▶ _MATERIAL PROVIDED_:
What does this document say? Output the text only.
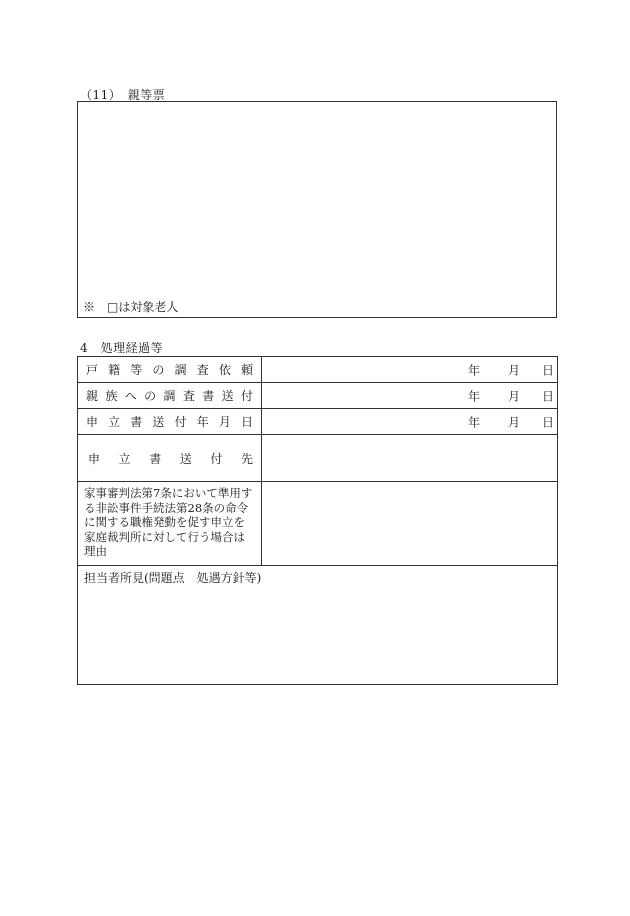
（11）　親等票
※　□は対象老人
4　処理経過等
戸籍等の調査依頼	年 月 日

親族への調査書送付	年 月 日

申立書送付年月日	年 月 日

申立書送付先	
家事審判法第7条において準用する非訟事件手続法第28条の命令に関する職権発動を促す申立を家庭裁判所に対して行う場合は理由	
担当者所見(問題点　処遇方針等)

▶ _WHAT THE TASK REQUIRES_: Print the entries above exactly, taking out only the pictures.

▶ _FINISHED ANSWER_:
What does this document say? Output the text only.
（11）　親等票
※　□は対象老人
4　処理経過等
戸籍等の調査依頼	年 月 日

親族への調査書送付	年 月 日

申立書送付年月日	年 月 日

申立書送付先	
家事審判法第7条において準用する非訟事件手続法第28条の命令に関する職権発動を促す申立を家庭裁判所に対して行う場合は理由	
担当者所見(問題点　処遇方針等)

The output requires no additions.